**Exercise directions:**
Below is some material; set it all down exactly, apart from the pictures.
# # # # # # #
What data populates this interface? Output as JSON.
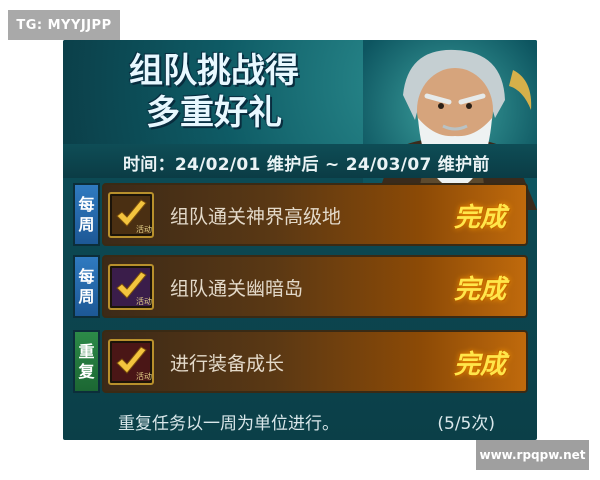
{
  "watermark_top": "TG: MYYJJPP",
  "watermark_site": "www.rpqpw.net",
  "banner": {
    "title_line1": "组队挑战得",
    "title_line2": "多重好礼"
  },
  "time": "时间：24/02/01 维护后 ~ 24/03/07 维护前",
  "tasks": [
    {
      "tag_top": "每",
      "tag_bottom": "周",
      "tag_type": "weekly",
      "label": "组队通关神界高级地",
      "status": "完成",
      "icon": "check-badge-icon",
      "icon_text": "活动"
    },
    {
      "tag_top": "每",
      "tag_bottom": "周",
      "tag_type": "weekly",
      "label": "组队通关幽暗岛",
      "status": "完成",
      "icon": "check-badge-icon",
      "icon_text": "活动"
    },
    {
      "tag_top": "重",
      "tag_bottom": "复",
      "tag_type": "repeat",
      "label": "进行装备成长",
      "status": "完成",
      "icon": "check-badge-icon",
      "icon_text": "活动"
    }
  ],
  "footer": {
    "note": "重复任务以一周为单位进行。",
    "count": "(5/5次)"
  },
  "colors": {
    "panel_bg": "#0c4a54",
    "weekly_tag": "#2f7ac0",
    "repeat_tag": "#2c8a48",
    "done_text": "#ffe64a",
    "task_bar_end": "#c06a0c"
  }
}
# # # # # # #
**Response:**
What data populates this interface? Output as JSON.
{
  "watermark_top": "TG: MYYJJPP",
  "watermark_site": "www.rpqpw.net",
  "banner": {
    "title_line1": "组队挑战得",
    "title_line2": "多重好礼"
  },
  "time": "时间：24/02/01 维护后 ~ 24/03/07 维护前",
  "tasks": [
    {
      "tag_top": "每",
      "tag_bottom": "周",
      "tag_type": "weekly",
      "label": "组队通关神界高级地",
      "status": "完成",
      "icon": "check-badge-icon",
      "icon_text": "活动"
    },
    {
      "tag_top": "每",
      "tag_bottom": "周",
      "tag_type": "weekly",
      "label": "组队通关幽暗岛",
      "status": "完成",
      "icon": "check-badge-icon",
      "icon_text": "活动"
    },
    {
      "tag_top": "重",
      "tag_bottom": "复",
      "tag_type": "repeat",
      "label": "进行装备成长",
      "status": "完成",
      "icon": "check-badge-icon",
      "icon_text": "活动"
    }
  ],
  "footer": {
    "note": "重复任务以一周为单位进行。",
    "count": "(5/5次)"
  },
  "colors": {
    "panel_bg": "#0c4a54",
    "weekly_tag": "#2f7ac0",
    "repeat_tag": "#2c8a48",
    "done_text": "#ffe64a",
    "task_bar_end": "#c06a0c"
  }
}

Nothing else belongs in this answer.